Stored dataset items
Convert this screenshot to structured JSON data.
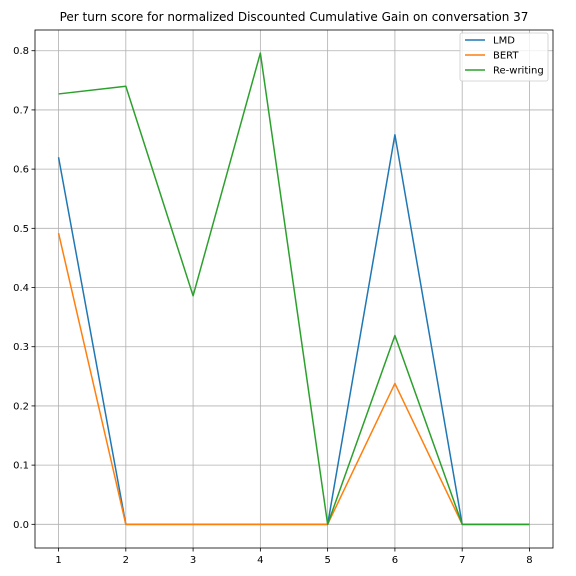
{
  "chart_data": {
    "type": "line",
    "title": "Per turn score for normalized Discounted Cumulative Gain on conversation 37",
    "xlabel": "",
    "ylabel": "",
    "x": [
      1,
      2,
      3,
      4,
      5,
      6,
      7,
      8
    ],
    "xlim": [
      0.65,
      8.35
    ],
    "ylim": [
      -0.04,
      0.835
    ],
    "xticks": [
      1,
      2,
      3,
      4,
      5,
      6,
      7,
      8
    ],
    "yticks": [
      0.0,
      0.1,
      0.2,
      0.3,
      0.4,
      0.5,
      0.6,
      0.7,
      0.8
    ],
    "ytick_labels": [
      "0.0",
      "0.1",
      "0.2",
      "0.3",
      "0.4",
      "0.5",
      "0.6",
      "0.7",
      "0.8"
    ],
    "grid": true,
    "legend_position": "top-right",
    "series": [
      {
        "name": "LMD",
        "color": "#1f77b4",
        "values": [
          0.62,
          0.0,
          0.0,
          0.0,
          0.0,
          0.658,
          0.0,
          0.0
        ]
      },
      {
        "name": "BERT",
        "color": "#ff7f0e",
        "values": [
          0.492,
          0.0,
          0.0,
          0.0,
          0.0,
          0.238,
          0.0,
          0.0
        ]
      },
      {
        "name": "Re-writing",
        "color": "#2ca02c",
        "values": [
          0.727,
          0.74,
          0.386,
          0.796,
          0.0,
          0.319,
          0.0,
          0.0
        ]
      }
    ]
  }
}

### Stated task
Search the data for "color". Copy every line that has it.

### The solution
        "color": "#1f77b4",
        "color": "#ff7f0e",
        "color": "#2ca02c",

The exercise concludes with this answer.